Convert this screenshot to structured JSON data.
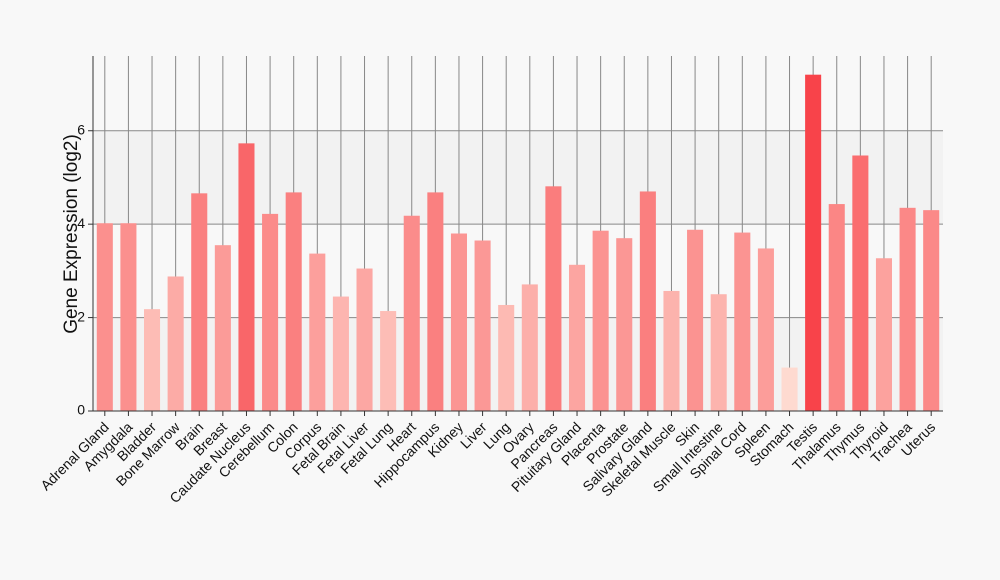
{
  "chart_data": {
    "type": "bar",
    "ylabel": "Gene Expression (log2)",
    "xlabel": "",
    "ylim": [
      0,
      7.6
    ],
    "yticks": [
      0,
      2,
      4,
      6
    ],
    "grid": true,
    "legend": "none",
    "colors": {
      "low": "#fedad0",
      "high": "#f8434a",
      "grid": "#888888",
      "background": "#f8f8f8"
    },
    "categories": [
      "Adrenal Gland",
      "Amygdala",
      "Bladder",
      "Bone Marrow",
      "Brain",
      "Breast",
      "Caudate Nucleus",
      "Cerebellum",
      "Colon",
      "Corpus",
      "Fetal Brain",
      "Fetal Liver",
      "Fetal Lung",
      "Heart",
      "Hippocampus",
      "Kidney",
      "Liver",
      "Lung",
      "Ovary",
      "Pancreas",
      "Pituitary Gland",
      "Placenta",
      "Prostate",
      "Salivary Gland",
      "Skeletal Muscle",
      "Skin",
      "Small Intestine",
      "Spinal Cord",
      "Spleen",
      "Stomach",
      "Testis",
      "Thalamus",
      "Thymus",
      "Thyroid",
      "Trachea",
      "Uterus"
    ],
    "values": [
      4.02,
      4.02,
      2.18,
      2.88,
      4.66,
      3.55,
      5.73,
      4.22,
      4.68,
      3.37,
      2.45,
      3.05,
      2.14,
      4.18,
      4.68,
      3.8,
      3.65,
      2.27,
      2.71,
      4.81,
      3.13,
      3.86,
      3.7,
      4.7,
      2.57,
      3.88,
      2.5,
      3.82,
      3.48,
      0.93,
      7.2,
      4.43,
      5.47,
      3.27,
      4.35,
      4.3
    ]
  }
}
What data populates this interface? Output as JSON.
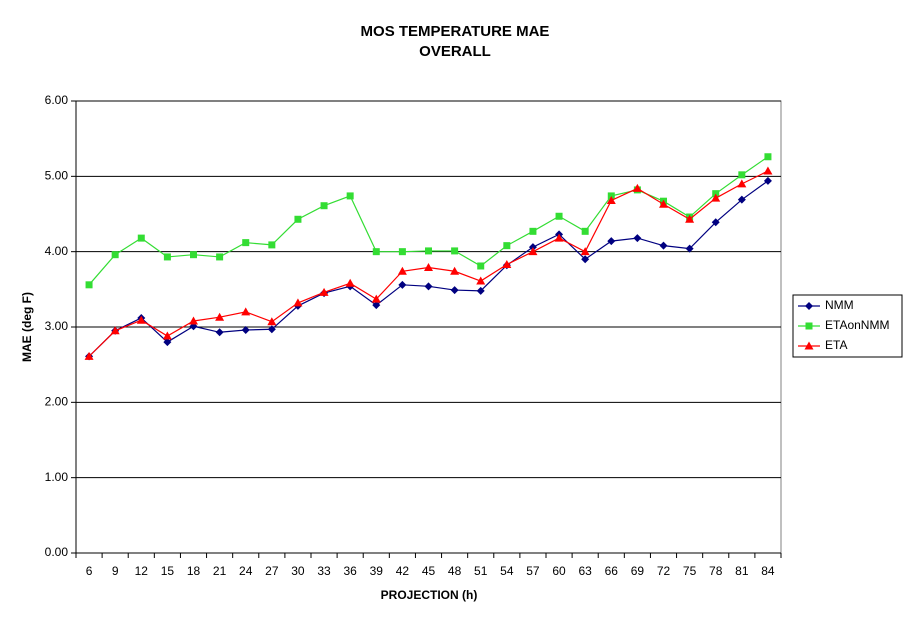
{
  "chart_data": {
    "type": "line",
    "title": [
      "MOS TEMPERATURE MAE",
      "OVERALL"
    ],
    "x_label": "PROJECTION (h)",
    "y_label": "MAE (deg F)",
    "categories": [
      "6",
      "9",
      "12",
      "15",
      "18",
      "21",
      "24",
      "27",
      "30",
      "33",
      "36",
      "39",
      "42",
      "45",
      "48",
      "51",
      "54",
      "57",
      "60",
      "63",
      "66",
      "69",
      "72",
      "75",
      "78",
      "81",
      "84"
    ],
    "ylim": [
      0,
      6
    ],
    "yticks": [
      {
        "value": 0,
        "label": "0.00"
      },
      {
        "value": 1,
        "label": "1.00"
      },
      {
        "value": 2,
        "label": "2.00"
      },
      {
        "value": 3,
        "label": "3.00"
      },
      {
        "value": 4,
        "label": "4.00"
      },
      {
        "value": 5,
        "label": "5.00"
      },
      {
        "value": 6,
        "label": "6.00"
      }
    ],
    "grid": true,
    "legend": "right",
    "series": [
      {
        "name": "NMM",
        "color": "#000080",
        "marker": "diamond",
        "values": [
          2.61,
          2.95,
          3.12,
          2.8,
          3.01,
          2.93,
          2.96,
          2.97,
          3.28,
          3.45,
          3.54,
          3.29,
          3.56,
          3.54,
          3.49,
          3.48,
          3.82,
          4.06,
          4.23,
          3.9,
          4.14,
          4.18,
          4.08,
          4.04,
          4.39,
          4.69,
          4.94
        ]
      },
      {
        "name": "ETAonNMM",
        "color": "#33dd33",
        "marker": "square",
        "values": [
          3.56,
          3.96,
          4.18,
          3.93,
          3.96,
          3.93,
          4.12,
          4.09,
          4.43,
          4.61,
          4.74,
          4.0,
          4.0,
          4.01,
          4.01,
          3.81,
          4.08,
          4.27,
          4.47,
          4.27,
          4.74,
          4.82,
          4.67,
          4.46,
          4.77,
          5.02,
          5.26
        ]
      },
      {
        "name": "ETA",
        "color": "#ff0000",
        "marker": "triangle",
        "values": [
          2.61,
          2.95,
          3.09,
          2.88,
          3.08,
          3.13,
          3.2,
          3.07,
          3.32,
          3.46,
          3.58,
          3.37,
          3.74,
          3.79,
          3.74,
          3.61,
          3.83,
          4.0,
          4.18,
          4.0,
          4.68,
          4.84,
          4.63,
          4.43,
          4.71,
          4.9,
          5.07
        ]
      }
    ]
  }
}
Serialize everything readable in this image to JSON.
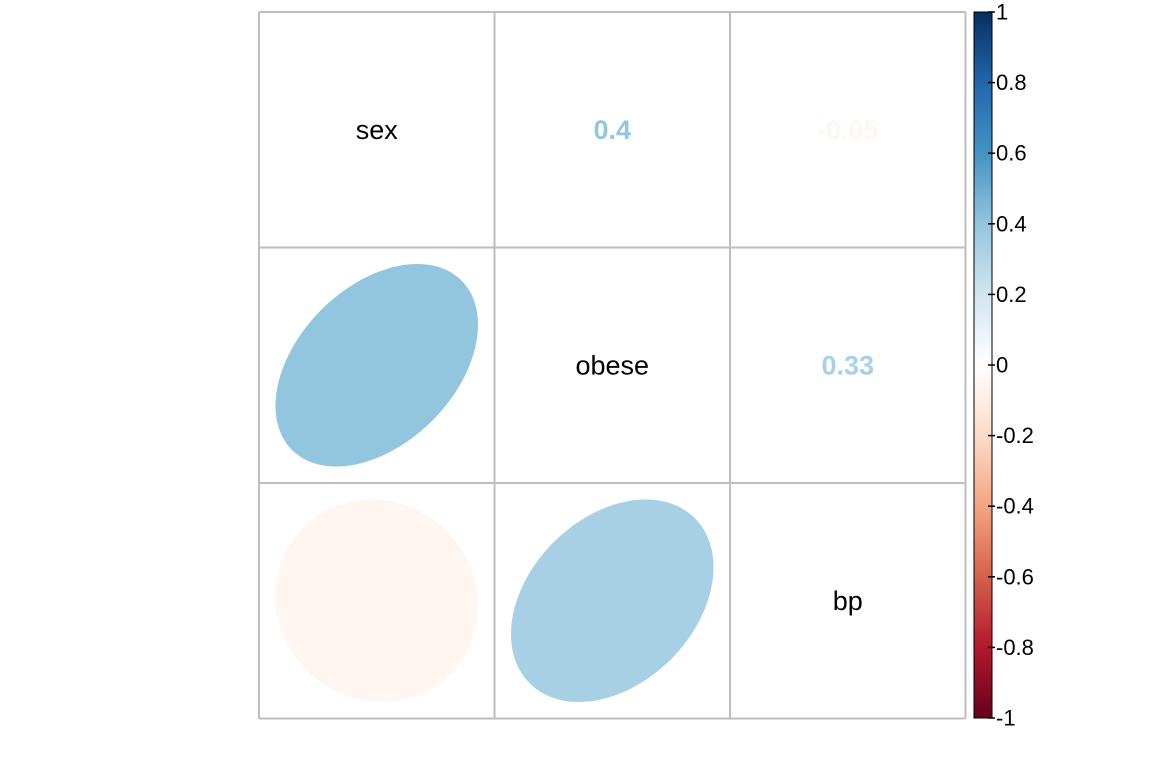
{
  "chart_data": {
    "type": "heatmap",
    "variables": [
      "sex",
      "obese",
      "bp"
    ],
    "matrix": [
      [
        1,
        0.4,
        -0.05
      ],
      [
        0.4,
        1,
        0.33
      ],
      [
        -0.05,
        0.33,
        1
      ]
    ],
    "coefficient_labels": [
      {
        "row": 0,
        "col": 1,
        "text": "0.4",
        "value": 0.4
      },
      {
        "row": 0,
        "col": 2,
        "text": "-0.05",
        "value": -0.05
      },
      {
        "row": 1,
        "col": 2,
        "text": "0.33",
        "value": 0.33
      }
    ],
    "lower_method": "ellipse",
    "upper_method": "number",
    "diagonal": "variable names",
    "colorbar": {
      "range": [
        -1,
        1
      ],
      "ticks": [
        "1",
        "0.8",
        "0.6",
        "0.4",
        "0.2",
        "0",
        "-0.2",
        "-0.4",
        "-0.6",
        "-0.8",
        "-1"
      ],
      "tick_values": [
        1,
        0.8,
        0.6,
        0.4,
        0.2,
        0,
        -0.2,
        -0.4,
        -0.6,
        -0.8,
        -1
      ],
      "palette": [
        "#67001F",
        "#B2182B",
        "#D6604D",
        "#F4A582",
        "#FDDBC7",
        "#FFFFFF",
        "#D1E5F0",
        "#92C5DE",
        "#4393C3",
        "#2166AC",
        "#053061"
      ]
    },
    "grid_color": "#bebebe"
  }
}
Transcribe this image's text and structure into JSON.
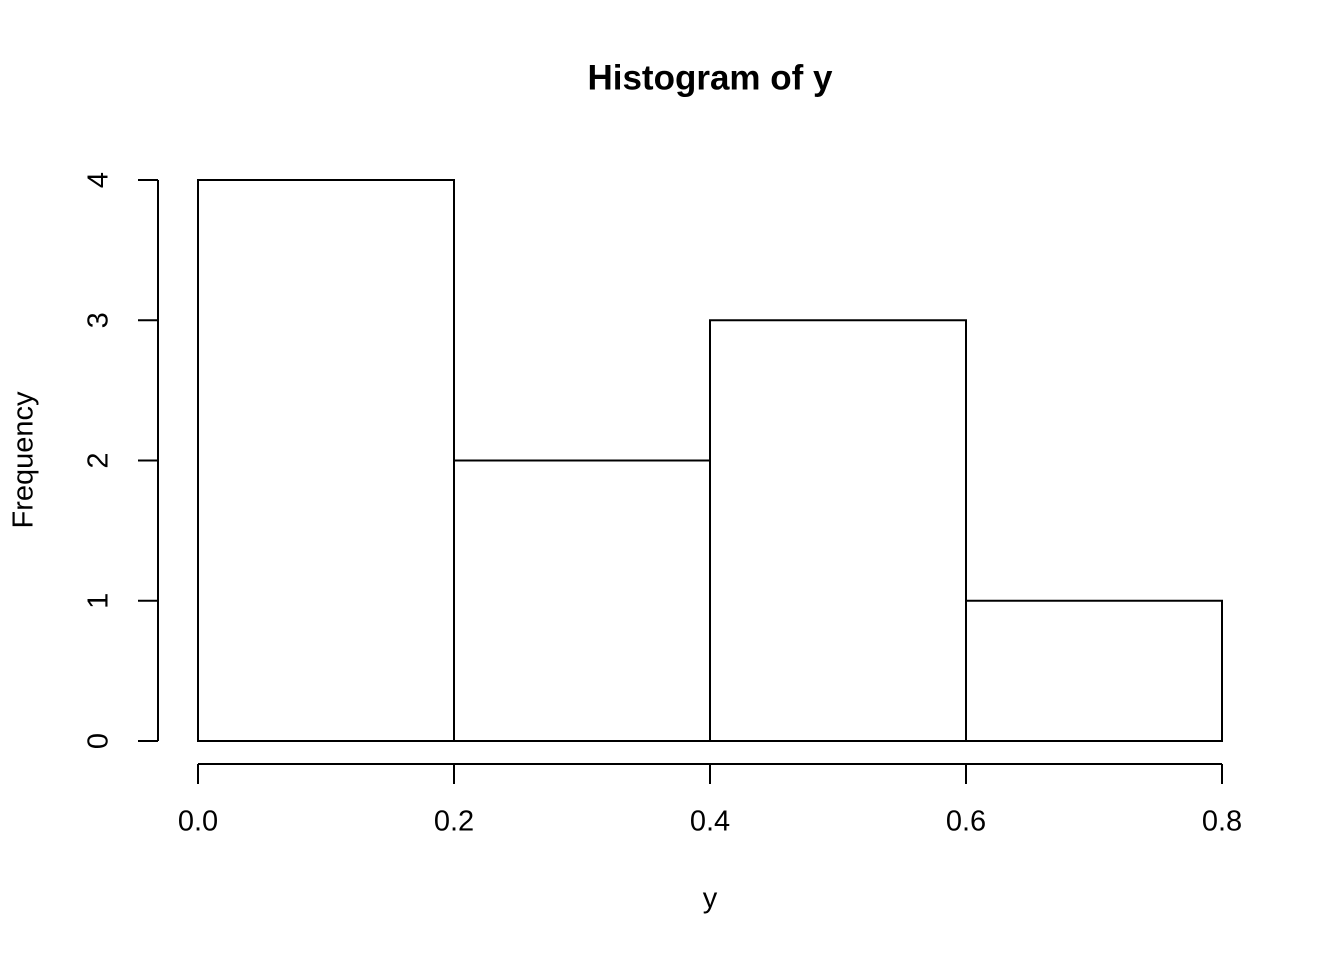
{
  "chart_data": {
    "type": "histogram",
    "title": "Histogram of y",
    "x_label": "y",
    "y_label": "Frequency",
    "bins": [
      0,
      0.2,
      0.4,
      0.6,
      0.8
    ],
    "counts": [
      4,
      2,
      3,
      1
    ],
    "color": "#ffffff",
    "edge_color": "#000000",
    "xlim": [
      0,
      0.8
    ],
    "ylim": [
      0,
      4
    ],
    "xticks": [
      {
        "value": 0,
        "label": "0.0"
      },
      0.2,
      0.4,
      0.6,
      0.8
    ],
    "yticks": [
      0,
      1,
      2,
      3,
      4
    ],
    "grid": false
  }
}
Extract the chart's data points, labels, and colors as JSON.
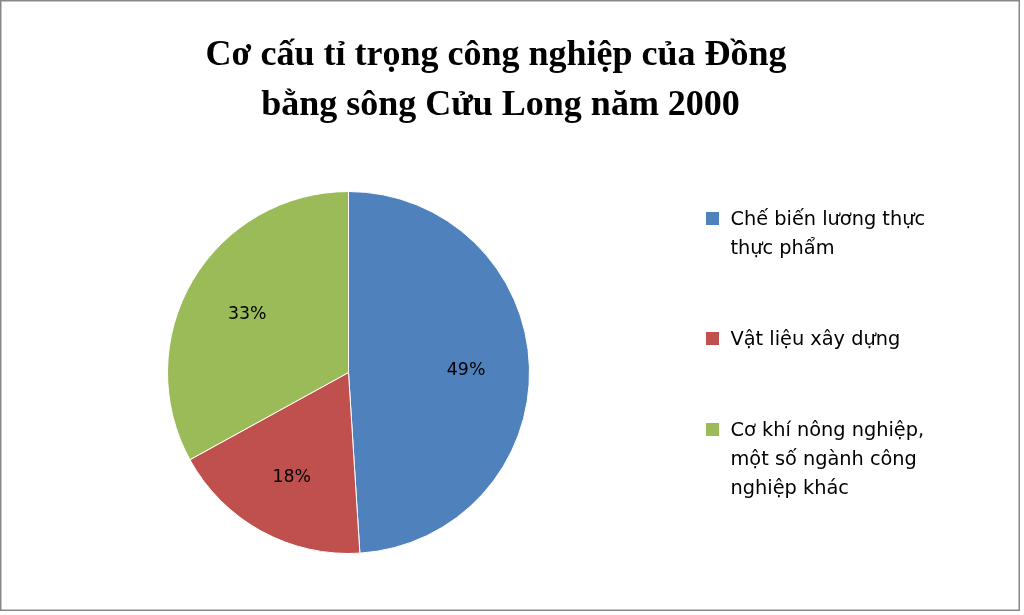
{
  "chart_data": {
    "type": "pie",
    "title": "Cơ cấu tỉ trọng  công nghiệp của Đồng bằng sông Cửu Long năm 2000",
    "categories": [
      "Chế biến lương thực thực phẩm",
      "Vật liệu xây dựng",
      "Cơ khí nông nghiệp, một số ngành công nghiệp khác"
    ],
    "values": [
      49,
      18,
      33
    ],
    "value_labels": [
      "49%",
      "18%",
      "33%"
    ],
    "colors": [
      "#4f81bd",
      "#c0504d",
      "#9bbb59"
    ],
    "legend": "right"
  }
}
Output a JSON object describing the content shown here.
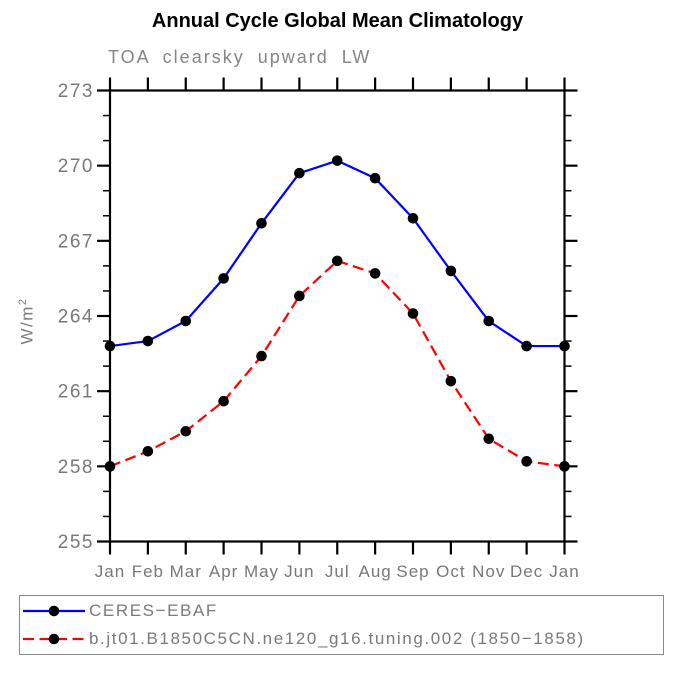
{
  "title": "Annual Cycle Global Mean Climatology",
  "subtitle": "TOA clearsky upward LW",
  "ylabel": {
    "base": "W/m",
    "exp": "2"
  },
  "chart_data": {
    "type": "line",
    "categories": [
      "Jan",
      "Feb",
      "Mar",
      "Apr",
      "May",
      "Jun",
      "Jul",
      "Aug",
      "Sep",
      "Oct",
      "Nov",
      "Dec",
      "Jan"
    ],
    "xlabel": "",
    "ylabel": "W/m2",
    "ylim": [
      255,
      273
    ],
    "yticks": [
      255,
      258,
      261,
      264,
      267,
      270,
      273
    ],
    "minor_tick_step": 1,
    "grid": false,
    "legend_position": "bottom-left-box",
    "marker": {
      "shape": "circle",
      "color": "#000000"
    },
    "series": [
      {
        "name": "CERES−EBAF",
        "color": "#0000ff",
        "style": "solid",
        "values": [
          262.8,
          263.0,
          263.8,
          265.5,
          267.7,
          269.7,
          270.2,
          269.5,
          267.9,
          265.8,
          263.8,
          262.8,
          262.8
        ]
      },
      {
        "name": "b.jt01.B1850C5CN.ne120_g16.tuning.002 (1850−1858)",
        "color": "#ff0000",
        "style": "dashed",
        "values": [
          258.0,
          258.6,
          259.4,
          260.6,
          262.4,
          264.8,
          266.2,
          265.7,
          264.1,
          261.4,
          259.1,
          258.2,
          258.0
        ]
      }
    ]
  }
}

----

◆ **The problem**
In the entries above, identify each line that includes the string "image", then copy it.

◆ **Written answer**
Serialize everything readable in this image to JSON.
Transcribe this image's text and structure into JSON.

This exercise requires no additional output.